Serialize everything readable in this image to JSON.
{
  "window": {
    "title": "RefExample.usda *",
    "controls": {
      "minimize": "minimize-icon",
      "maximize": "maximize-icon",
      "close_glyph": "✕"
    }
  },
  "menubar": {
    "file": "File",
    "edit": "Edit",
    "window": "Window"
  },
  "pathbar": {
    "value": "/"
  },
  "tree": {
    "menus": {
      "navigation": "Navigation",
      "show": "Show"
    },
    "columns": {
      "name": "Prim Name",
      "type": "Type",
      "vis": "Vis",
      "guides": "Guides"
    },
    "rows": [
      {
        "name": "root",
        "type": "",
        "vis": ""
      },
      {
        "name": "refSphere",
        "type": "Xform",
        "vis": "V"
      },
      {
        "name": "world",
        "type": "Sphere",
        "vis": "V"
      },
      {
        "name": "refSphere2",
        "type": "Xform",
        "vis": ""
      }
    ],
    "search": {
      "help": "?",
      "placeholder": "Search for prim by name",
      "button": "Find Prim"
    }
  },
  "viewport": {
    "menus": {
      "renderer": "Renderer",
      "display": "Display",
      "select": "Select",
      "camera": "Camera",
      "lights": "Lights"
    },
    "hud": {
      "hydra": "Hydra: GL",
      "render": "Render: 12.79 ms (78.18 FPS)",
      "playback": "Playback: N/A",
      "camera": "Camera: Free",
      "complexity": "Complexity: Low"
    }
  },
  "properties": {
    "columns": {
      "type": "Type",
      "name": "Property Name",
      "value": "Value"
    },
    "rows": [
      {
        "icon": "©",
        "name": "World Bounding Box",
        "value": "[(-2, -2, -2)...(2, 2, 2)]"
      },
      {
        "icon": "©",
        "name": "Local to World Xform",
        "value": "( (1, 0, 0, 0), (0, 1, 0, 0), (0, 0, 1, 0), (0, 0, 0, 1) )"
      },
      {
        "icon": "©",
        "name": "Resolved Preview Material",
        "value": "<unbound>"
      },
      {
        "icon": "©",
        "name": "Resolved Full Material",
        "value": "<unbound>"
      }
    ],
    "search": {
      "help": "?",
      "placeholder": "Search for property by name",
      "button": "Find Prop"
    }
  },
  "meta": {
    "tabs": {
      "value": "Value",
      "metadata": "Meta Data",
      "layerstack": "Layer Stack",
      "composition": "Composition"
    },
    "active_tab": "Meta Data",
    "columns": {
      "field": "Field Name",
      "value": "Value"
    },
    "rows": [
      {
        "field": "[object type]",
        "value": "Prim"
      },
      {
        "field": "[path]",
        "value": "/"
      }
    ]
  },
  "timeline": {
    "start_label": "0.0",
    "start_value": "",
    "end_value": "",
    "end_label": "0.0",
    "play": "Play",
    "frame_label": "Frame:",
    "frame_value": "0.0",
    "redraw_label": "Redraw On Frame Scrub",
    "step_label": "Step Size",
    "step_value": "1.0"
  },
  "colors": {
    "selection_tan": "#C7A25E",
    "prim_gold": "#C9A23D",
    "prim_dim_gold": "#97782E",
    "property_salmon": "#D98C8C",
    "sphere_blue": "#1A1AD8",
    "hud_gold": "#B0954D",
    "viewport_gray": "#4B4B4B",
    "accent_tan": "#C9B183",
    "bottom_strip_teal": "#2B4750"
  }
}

=-=-=-=-=

SHORT EXERCISE = Extract every record. Keep wording exact.

RESULT FOR THIS EXERCISE =
Serialize everything readable in this image to JSON.
{
  "window": {
    "title": "RefExample.usda *",
    "controls": {
      "minimize": "minimize-icon",
      "maximize": "maximize-icon",
      "close_glyph": "✕"
    }
  },
  "menubar": {
    "file": "File",
    "edit": "Edit",
    "window": "Window"
  },
  "pathbar": {
    "value": "/"
  },
  "tree": {
    "menus": {
      "navigation": "Navigation",
      "show": "Show"
    },
    "columns": {
      "name": "Prim Name",
      "type": "Type",
      "vis": "Vis",
      "guides": "Guides"
    },
    "rows": [
      {
        "name": "root",
        "type": "",
        "vis": ""
      },
      {
        "name": "refSphere",
        "type": "Xform",
        "vis": "V"
      },
      {
        "name": "world",
        "type": "Sphere",
        "vis": "V"
      },
      {
        "name": "refSphere2",
        "type": "Xform",
        "vis": ""
      }
    ],
    "search": {
      "help": "?",
      "placeholder": "Search for prim by name",
      "button": "Find Prim"
    }
  },
  "viewport": {
    "menus": {
      "renderer": "Renderer",
      "display": "Display",
      "select": "Select",
      "camera": "Camera",
      "lights": "Lights"
    },
    "hud": {
      "hydra": "Hydra: GL",
      "render": "Render: 12.79 ms (78.18 FPS)",
      "playback": "Playback: N/A",
      "camera": "Camera: Free",
      "complexity": "Complexity: Low"
    }
  },
  "properties": {
    "columns": {
      "type": "Type",
      "name": "Property Name",
      "value": "Value"
    },
    "rows": [
      {
        "icon": "©",
        "name": "World Bounding Box",
        "value": "[(-2, -2, -2)...(2, 2, 2)]"
      },
      {
        "icon": "©",
        "name": "Local to World Xform",
        "value": "( (1, 0, 0, 0), (0, 1, 0, 0), (0, 0, 1, 0), (0, 0, 0, 1) )"
      },
      {
        "icon": "©",
        "name": "Resolved Preview Material",
        "value": "<unbound>"
      },
      {
        "icon": "©",
        "name": "Resolved Full Material",
        "value": "<unbound>"
      }
    ],
    "search": {
      "help": "?",
      "placeholder": "Search for property by name",
      "button": "Find Prop"
    }
  },
  "meta": {
    "tabs": {
      "value": "Value",
      "metadata": "Meta Data",
      "layerstack": "Layer Stack",
      "composition": "Composition"
    },
    "active_tab": "Meta Data",
    "columns": {
      "field": "Field Name",
      "value": "Value"
    },
    "rows": [
      {
        "field": "[object type]",
        "value": "Prim"
      },
      {
        "field": "[path]",
        "value": "/"
      }
    ]
  },
  "timeline": {
    "start_label": "0.0",
    "start_value": "",
    "end_value": "",
    "end_label": "0.0",
    "play": "Play",
    "frame_label": "Frame:",
    "frame_value": "0.0",
    "redraw_label": "Redraw On Frame Scrub",
    "step_label": "Step Size",
    "step_value": "1.0"
  },
  "colors": {
    "selection_tan": "#C7A25E",
    "prim_gold": "#C9A23D",
    "prim_dim_gold": "#97782E",
    "property_salmon": "#D98C8C",
    "sphere_blue": "#1A1AD8",
    "hud_gold": "#B0954D",
    "viewport_gray": "#4B4B4B",
    "accent_tan": "#C9B183",
    "bottom_strip_teal": "#2B4750"
  }
}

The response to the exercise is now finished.